### Record excerpts
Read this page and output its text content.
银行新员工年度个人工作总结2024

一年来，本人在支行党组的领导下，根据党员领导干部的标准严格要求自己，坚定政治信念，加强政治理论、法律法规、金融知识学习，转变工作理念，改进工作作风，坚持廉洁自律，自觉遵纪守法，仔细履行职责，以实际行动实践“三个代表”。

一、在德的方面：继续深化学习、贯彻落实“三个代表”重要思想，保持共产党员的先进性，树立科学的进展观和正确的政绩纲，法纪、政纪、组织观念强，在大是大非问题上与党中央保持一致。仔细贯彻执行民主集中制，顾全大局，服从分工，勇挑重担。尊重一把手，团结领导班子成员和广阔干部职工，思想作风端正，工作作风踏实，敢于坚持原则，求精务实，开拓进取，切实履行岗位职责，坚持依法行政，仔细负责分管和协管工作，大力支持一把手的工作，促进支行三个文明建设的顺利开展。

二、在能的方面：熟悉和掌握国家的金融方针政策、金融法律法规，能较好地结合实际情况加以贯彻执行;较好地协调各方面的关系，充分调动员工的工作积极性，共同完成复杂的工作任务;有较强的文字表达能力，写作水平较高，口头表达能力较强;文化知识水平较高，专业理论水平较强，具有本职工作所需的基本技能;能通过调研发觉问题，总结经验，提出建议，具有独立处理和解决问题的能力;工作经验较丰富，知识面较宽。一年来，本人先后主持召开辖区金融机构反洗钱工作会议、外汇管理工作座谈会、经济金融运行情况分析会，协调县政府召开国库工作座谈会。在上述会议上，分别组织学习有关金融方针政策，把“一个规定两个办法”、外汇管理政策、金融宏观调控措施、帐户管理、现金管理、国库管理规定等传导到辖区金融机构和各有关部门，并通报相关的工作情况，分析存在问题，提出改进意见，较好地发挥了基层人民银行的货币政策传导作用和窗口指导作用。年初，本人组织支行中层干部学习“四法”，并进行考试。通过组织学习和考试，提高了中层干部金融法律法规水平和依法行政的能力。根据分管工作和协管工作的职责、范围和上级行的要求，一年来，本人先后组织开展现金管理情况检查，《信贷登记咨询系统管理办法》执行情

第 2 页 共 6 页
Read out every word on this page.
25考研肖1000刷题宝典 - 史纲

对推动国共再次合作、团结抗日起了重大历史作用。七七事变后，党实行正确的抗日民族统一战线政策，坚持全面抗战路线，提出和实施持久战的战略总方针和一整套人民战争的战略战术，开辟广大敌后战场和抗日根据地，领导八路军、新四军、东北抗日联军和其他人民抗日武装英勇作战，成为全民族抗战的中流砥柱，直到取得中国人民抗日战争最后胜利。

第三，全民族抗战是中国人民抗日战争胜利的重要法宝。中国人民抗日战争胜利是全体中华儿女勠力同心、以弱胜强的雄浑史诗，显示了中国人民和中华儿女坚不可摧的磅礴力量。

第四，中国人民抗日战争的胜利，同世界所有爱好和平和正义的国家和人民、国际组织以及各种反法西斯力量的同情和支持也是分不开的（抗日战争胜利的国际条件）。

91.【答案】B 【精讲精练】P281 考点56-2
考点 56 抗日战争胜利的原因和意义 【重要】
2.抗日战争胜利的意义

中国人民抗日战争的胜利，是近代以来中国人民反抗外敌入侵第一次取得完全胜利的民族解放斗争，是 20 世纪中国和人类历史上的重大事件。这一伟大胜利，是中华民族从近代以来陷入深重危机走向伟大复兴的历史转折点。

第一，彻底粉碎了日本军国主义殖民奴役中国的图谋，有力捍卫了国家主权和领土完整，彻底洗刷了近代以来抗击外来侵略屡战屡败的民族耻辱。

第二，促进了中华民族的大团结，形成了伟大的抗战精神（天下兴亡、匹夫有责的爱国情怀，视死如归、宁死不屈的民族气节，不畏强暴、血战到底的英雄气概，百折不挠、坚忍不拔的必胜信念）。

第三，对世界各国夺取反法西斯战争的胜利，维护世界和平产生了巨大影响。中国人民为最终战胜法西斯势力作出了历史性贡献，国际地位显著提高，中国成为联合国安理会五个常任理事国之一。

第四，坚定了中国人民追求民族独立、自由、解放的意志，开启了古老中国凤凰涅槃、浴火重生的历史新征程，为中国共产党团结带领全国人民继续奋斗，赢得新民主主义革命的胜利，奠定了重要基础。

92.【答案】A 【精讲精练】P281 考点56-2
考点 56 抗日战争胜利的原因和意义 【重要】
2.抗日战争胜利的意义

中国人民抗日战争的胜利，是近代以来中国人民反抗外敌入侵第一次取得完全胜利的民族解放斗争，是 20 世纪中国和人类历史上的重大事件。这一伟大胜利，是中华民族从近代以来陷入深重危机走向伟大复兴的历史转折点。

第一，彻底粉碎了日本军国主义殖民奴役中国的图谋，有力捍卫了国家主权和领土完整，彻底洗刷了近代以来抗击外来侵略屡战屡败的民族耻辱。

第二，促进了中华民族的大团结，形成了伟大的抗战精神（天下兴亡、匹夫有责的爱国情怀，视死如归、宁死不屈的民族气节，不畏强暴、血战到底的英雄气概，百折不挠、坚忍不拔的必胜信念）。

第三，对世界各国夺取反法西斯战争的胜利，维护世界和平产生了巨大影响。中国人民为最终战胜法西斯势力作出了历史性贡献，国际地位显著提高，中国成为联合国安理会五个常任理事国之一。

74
######
■ Exercise description:
All of the entries must be written out exactly as they stand.

■ The completed task:
Read this page and output its text content.
银行新员工年度个人工作总结2024

一年来，本人在支行党组的领导下，根据党员领导干部的标准严格要求自己，坚定政治信念，加强政治理论、法律法规、金融知识学习，转变工作理念，改进工作作风，坚持廉洁自律，自觉遵纪守法，仔细履行职责，以实际行动实践“三个代表”。

一、在德的方面：继续深化学习、贯彻落实“三个代表”重要思想，保持共产党员的先进性，树立科学的进展观和正确的政绩纲，法纪、政纪、组织观念强，在大是大非问题上与党中央保持一致。仔细贯彻执行民主集中制，顾全大局，服从分工，勇挑重担。尊重一把手，团结领导班子成员和广阔干部职工，思想作风端正，工作作风踏实，敢于坚持原则，求精务实，开拓进取，切实履行岗位职责，坚持依法行政，仔细负责分管和协管工作，大力支持一把手的工作，促进支行三个文明建设的顺利开展。

二、在能的方面：熟悉和掌握国家的金融方针政策、金融法律法规，能较好地结合实际情况加以贯彻执行;较好地协调各方面的关系，充分调动员工的工作积极性，共同完成复杂的工作任务;有较强的文字表达能力，写作水平较高，口头表达能力较强;文化知识水平较高，专业理论水平较强，具有本职工作所需的基本技能;能通过调研发觉问题，总结经验，提出建议，具有独立处理和解决问题的能力;工作经验较丰富，知识面较宽。一年来，本人先后主持召开辖区金融机构反洗钱工作会议、外汇管理工作座谈会、经济金融运行情况分析会，协调县政府召开国库工作座谈会。在上述会议上，分别组织学习有关金融方针政策，把“一个规定两个办法”、外汇管理政策、金融宏观调控措施、帐户管理、现金管理、国库管理规定等传导到辖区金融机构和各有关部门，并通报相关的工作情况，分析存在问题，提出改进意见，较好地发挥了基层人民银行的货币政策传导作用和窗口指导作用。年初，本人组织支行中层干部学习“四法”，并进行考试。通过组织学习和考试，提高了中层干部金融法律法规水平和依法行政的能力。根据分管工作和协管工作的职责、范围和上级行的要求，一年来，本人先后组织开展现金管理情况检查，《信贷登记咨询系统管理办法》执行情

第 2 页 共 6 页
Read out every word on this page.
25考研肖1000刷题宝典 - 史纲

对推动国共再次合作、团结抗日起了重大历史作用。七七事变后，党实行正确的抗日民族统一战线政策，坚持全面抗战路线，提出和实施持久战的战略总方针和一整套人民战争的战略战术，开辟广大敌后战场和抗日根据地，领导八路军、新四军、东北抗日联军和其他人民抗日武装英勇作战，成为全民族抗战的中流砥柱，直到取得中国人民抗日战争最后胜利。

第三，全民族抗战是中国人民抗日战争胜利的重要法宝。中国人民抗日战争胜利是全体中华儿女勠力同心、以弱胜强的雄浑史诗，显示了中国人民和中华儿女坚不可摧的磅礴力量。

第四，中国人民抗日战争的胜利，同世界所有爱好和平和正义的国家和人民、国际组织以及各种反法西斯力量的同情和支持也是分不开的（抗日战争胜利的国际条件）。

91.【答案】B 【精讲精练】P281 考点56-2
考点 56 抗日战争胜利的原因和意义 【重要】
2.抗日战争胜利的意义

中国人民抗日战争的胜利，是近代以来中国人民反抗外敌入侵第一次取得完全胜利的民族解放斗争，是 20 世纪中国和人类历史上的重大事件。这一伟大胜利，是中华民族从近代以来陷入深重危机走向伟大复兴的历史转折点。

第一，彻底粉碎了日本军国主义殖民奴役中国的图谋，有力捍卫了国家主权和领土完整，彻底洗刷了近代以来抗击外来侵略屡战屡败的民族耻辱。

第二，促进了中华民族的大团结，形成了伟大的抗战精神（天下兴亡、匹夫有责的爱国情怀，视死如归、宁死不屈的民族气节，不畏强暴、血战到底的英雄气概，百折不挠、坚忍不拔的必胜信念）。

第三，对世界各国夺取反法西斯战争的胜利，维护世界和平产生了巨大影响。中国人民为最终战胜法西斯势力作出了历史性贡献，国际地位显著提高，中国成为联合国安理会五个常任理事国之一。

第四，坚定了中国人民追求民族独立、自由、解放的意志，开启了古老中国凤凰涅槃、浴火重生的历史新征程，为中国共产党团结带领全国人民继续奋斗，赢得新民主主义革命的胜利，奠定了重要基础。

92.【答案】A 【精讲精练】P281 考点56-2
考点 56 抗日战争胜利的原因和意义 【重要】
2.抗日战争胜利的意义

中国人民抗日战争的胜利，是近代以来中国人民反抗外敌入侵第一次取得完全胜利的民族解放斗争，是 20 世纪中国和人类历史上的重大事件。这一伟大胜利，是中华民族从近代以来陷入深重危机走向伟大复兴的历史转折点。

第一，彻底粉碎了日本军国主义殖民奴役中国的图谋，有力捍卫了国家主权和领土完整，彻底洗刷了近代以来抗击外来侵略屡战屡败的民族耻辱。

第二，促进了中华民族的大团结，形成了伟大的抗战精神（天下兴亡、匹夫有责的爱国情怀，视死如归、宁死不屈的民族气节，不畏强暴、血战到底的英雄气概，百折不挠、坚忍不拔的必胜信念）。

第三，对世界各国夺取反法西斯战争的胜利，维护世界和平产生了巨大影响。中国人民为最终战胜法西斯势力作出了历史性贡献，国际地位显著提高，中国成为联合国安理会五个常任理事国之一。

74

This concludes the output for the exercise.